>> BEGIN

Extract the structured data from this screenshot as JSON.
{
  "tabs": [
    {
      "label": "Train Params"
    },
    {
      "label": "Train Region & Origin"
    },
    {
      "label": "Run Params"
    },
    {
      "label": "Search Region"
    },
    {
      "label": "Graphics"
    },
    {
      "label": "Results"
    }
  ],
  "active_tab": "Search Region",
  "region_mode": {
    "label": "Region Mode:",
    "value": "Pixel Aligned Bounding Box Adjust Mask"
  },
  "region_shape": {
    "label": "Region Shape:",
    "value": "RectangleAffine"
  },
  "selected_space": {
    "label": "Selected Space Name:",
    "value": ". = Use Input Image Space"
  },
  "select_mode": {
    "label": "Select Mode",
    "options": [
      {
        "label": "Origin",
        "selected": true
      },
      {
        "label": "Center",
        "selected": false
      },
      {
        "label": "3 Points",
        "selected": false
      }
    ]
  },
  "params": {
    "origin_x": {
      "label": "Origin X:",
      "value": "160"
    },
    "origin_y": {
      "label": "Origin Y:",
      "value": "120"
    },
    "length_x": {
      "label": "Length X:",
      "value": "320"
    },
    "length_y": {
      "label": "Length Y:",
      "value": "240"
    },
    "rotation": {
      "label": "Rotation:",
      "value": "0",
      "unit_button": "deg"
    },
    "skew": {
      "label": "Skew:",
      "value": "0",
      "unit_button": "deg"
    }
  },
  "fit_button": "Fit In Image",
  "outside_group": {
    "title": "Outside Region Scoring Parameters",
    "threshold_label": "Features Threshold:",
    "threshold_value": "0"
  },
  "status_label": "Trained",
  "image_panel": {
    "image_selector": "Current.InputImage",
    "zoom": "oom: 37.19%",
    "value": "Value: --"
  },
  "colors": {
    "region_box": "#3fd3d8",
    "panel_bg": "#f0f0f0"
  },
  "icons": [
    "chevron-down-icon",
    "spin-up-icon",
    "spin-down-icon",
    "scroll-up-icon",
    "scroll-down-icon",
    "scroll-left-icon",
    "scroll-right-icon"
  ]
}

>> END

> _WHAT THE TASK ASKS_:
Go through the listing and print each line exactly as it appears.

> _CORRECT ANSWER_:
Extract the structured data from this screenshot as JSON.
{
  "tabs": [
    {
      "label": "Train Params"
    },
    {
      "label": "Train Region & Origin"
    },
    {
      "label": "Run Params"
    },
    {
      "label": "Search Region"
    },
    {
      "label": "Graphics"
    },
    {
      "label": "Results"
    }
  ],
  "active_tab": "Search Region",
  "region_mode": {
    "label": "Region Mode:",
    "value": "Pixel Aligned Bounding Box Adjust Mask"
  },
  "region_shape": {
    "label": "Region Shape:",
    "value": "RectangleAffine"
  },
  "selected_space": {
    "label": "Selected Space Name:",
    "value": ". = Use Input Image Space"
  },
  "select_mode": {
    "label": "Select Mode",
    "options": [
      {
        "label": "Origin",
        "selected": true
      },
      {
        "label": "Center",
        "selected": false
      },
      {
        "label": "3 Points",
        "selected": false
      }
    ]
  },
  "params": {
    "origin_x": {
      "label": "Origin X:",
      "value": "160"
    },
    "origin_y": {
      "label": "Origin Y:",
      "value": "120"
    },
    "length_x": {
      "label": "Length X:",
      "value": "320"
    },
    "length_y": {
      "label": "Length Y:",
      "value": "240"
    },
    "rotation": {
      "label": "Rotation:",
      "value": "0",
      "unit_button": "deg"
    },
    "skew": {
      "label": "Skew:",
      "value": "0",
      "unit_button": "deg"
    }
  },
  "fit_button": "Fit In Image",
  "outside_group": {
    "title": "Outside Region Scoring Parameters",
    "threshold_label": "Features Threshold:",
    "threshold_value": "0"
  },
  "status_label": "Trained",
  "image_panel": {
    "image_selector": "Current.InputImage",
    "zoom": "oom: 37.19%",
    "value": "Value: --"
  },
  "colors": {
    "region_box": "#3fd3d8",
    "panel_bg": "#f0f0f0"
  },
  "icons": [
    "chevron-down-icon",
    "spin-up-icon",
    "spin-down-icon",
    "scroll-up-icon",
    "scroll-down-icon",
    "scroll-left-icon",
    "scroll-right-icon"
  ]
}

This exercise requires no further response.